Retype the records that come next, word for word.

TASK INPUT:
--------------------
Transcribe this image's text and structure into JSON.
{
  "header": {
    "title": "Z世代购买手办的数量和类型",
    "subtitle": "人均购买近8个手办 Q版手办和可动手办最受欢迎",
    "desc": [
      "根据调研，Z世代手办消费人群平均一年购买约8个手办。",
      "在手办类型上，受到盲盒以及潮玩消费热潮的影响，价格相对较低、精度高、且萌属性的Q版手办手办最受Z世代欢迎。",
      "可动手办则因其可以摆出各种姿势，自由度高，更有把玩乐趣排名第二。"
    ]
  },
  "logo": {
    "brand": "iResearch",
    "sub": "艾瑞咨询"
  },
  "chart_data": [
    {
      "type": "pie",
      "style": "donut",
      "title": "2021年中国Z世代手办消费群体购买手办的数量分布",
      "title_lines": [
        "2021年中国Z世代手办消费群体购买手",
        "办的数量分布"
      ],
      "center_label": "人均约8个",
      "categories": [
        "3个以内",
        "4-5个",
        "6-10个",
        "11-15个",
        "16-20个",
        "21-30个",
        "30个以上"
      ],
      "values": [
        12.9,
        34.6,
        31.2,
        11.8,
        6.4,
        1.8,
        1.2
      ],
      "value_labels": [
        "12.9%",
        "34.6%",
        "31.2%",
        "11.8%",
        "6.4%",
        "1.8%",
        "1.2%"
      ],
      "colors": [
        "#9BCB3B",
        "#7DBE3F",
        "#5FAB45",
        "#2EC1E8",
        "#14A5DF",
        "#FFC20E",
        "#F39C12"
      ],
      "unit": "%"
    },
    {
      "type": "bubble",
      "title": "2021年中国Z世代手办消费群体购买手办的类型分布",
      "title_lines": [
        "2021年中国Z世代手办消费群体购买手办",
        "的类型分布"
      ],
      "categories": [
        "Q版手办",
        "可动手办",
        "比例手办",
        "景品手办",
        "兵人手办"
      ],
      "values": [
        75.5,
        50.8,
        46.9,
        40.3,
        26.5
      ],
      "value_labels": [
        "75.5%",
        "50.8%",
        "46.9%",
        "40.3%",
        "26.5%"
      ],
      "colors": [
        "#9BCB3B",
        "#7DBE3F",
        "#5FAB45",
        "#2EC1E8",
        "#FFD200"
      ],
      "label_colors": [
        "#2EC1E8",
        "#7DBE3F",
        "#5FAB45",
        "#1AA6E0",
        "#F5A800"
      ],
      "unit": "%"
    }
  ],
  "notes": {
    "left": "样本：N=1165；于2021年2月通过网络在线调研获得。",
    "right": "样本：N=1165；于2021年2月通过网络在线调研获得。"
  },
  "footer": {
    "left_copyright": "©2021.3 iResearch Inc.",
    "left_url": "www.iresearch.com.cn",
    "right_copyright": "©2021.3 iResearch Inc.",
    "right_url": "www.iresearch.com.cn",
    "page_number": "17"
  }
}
--------------------
THE COMPLETED TASK:
Transcribe this image's text and structure into JSON.
{
  "header": {
    "title": "Z世代购买手办的数量和类型",
    "subtitle": "人均购买近8个手办 Q版手办和可动手办最受欢迎",
    "desc": [
      "根据调研，Z世代手办消费人群平均一年购买约8个手办。",
      "在手办类型上，受到盲盒以及潮玩消费热潮的影响，价格相对较低、精度高、且萌属性的Q版手办手办最受Z世代欢迎。",
      "可动手办则因其可以摆出各种姿势，自由度高，更有把玩乐趣排名第二。"
    ]
  },
  "logo": {
    "brand": "iResearch",
    "sub": "艾瑞咨询"
  },
  "chart_data": [
    {
      "type": "pie",
      "style": "donut",
      "title": "2021年中国Z世代手办消费群体购买手办的数量分布",
      "title_lines": [
        "2021年中国Z世代手办消费群体购买手",
        "办的数量分布"
      ],
      "center_label": "人均约8个",
      "categories": [
        "3个以内",
        "4-5个",
        "6-10个",
        "11-15个",
        "16-20个",
        "21-30个",
        "30个以上"
      ],
      "values": [
        12.9,
        34.6,
        31.2,
        11.8,
        6.4,
        1.8,
        1.2
      ],
      "value_labels": [
        "12.9%",
        "34.6%",
        "31.2%",
        "11.8%",
        "6.4%",
        "1.8%",
        "1.2%"
      ],
      "colors": [
        "#9BCB3B",
        "#7DBE3F",
        "#5FAB45",
        "#2EC1E8",
        "#14A5DF",
        "#FFC20E",
        "#F39C12"
      ],
      "unit": "%"
    },
    {
      "type": "bubble",
      "title": "2021年中国Z世代手办消费群体购买手办的类型分布",
      "title_lines": [
        "2021年中国Z世代手办消费群体购买手办",
        "的类型分布"
      ],
      "categories": [
        "Q版手办",
        "可动手办",
        "比例手办",
        "景品手办",
        "兵人手办"
      ],
      "values": [
        75.5,
        50.8,
        46.9,
        40.3,
        26.5
      ],
      "value_labels": [
        "75.5%",
        "50.8%",
        "46.9%",
        "40.3%",
        "26.5%"
      ],
      "colors": [
        "#9BCB3B",
        "#7DBE3F",
        "#5FAB45",
        "#2EC1E8",
        "#FFD200"
      ],
      "label_colors": [
        "#2EC1E8",
        "#7DBE3F",
        "#5FAB45",
        "#1AA6E0",
        "#F5A800"
      ],
      "unit": "%"
    }
  ],
  "notes": {
    "left": "样本：N=1165；于2021年2月通过网络在线调研获得。",
    "right": "样本：N=1165；于2021年2月通过网络在线调研获得。"
  },
  "footer": {
    "left_copyright": "©2021.3 iResearch Inc.",
    "left_url": "www.iresearch.com.cn",
    "right_copyright": "©2021.3 iResearch Inc.",
    "right_url": "www.iresearch.com.cn",
    "page_number": "17"
  }
}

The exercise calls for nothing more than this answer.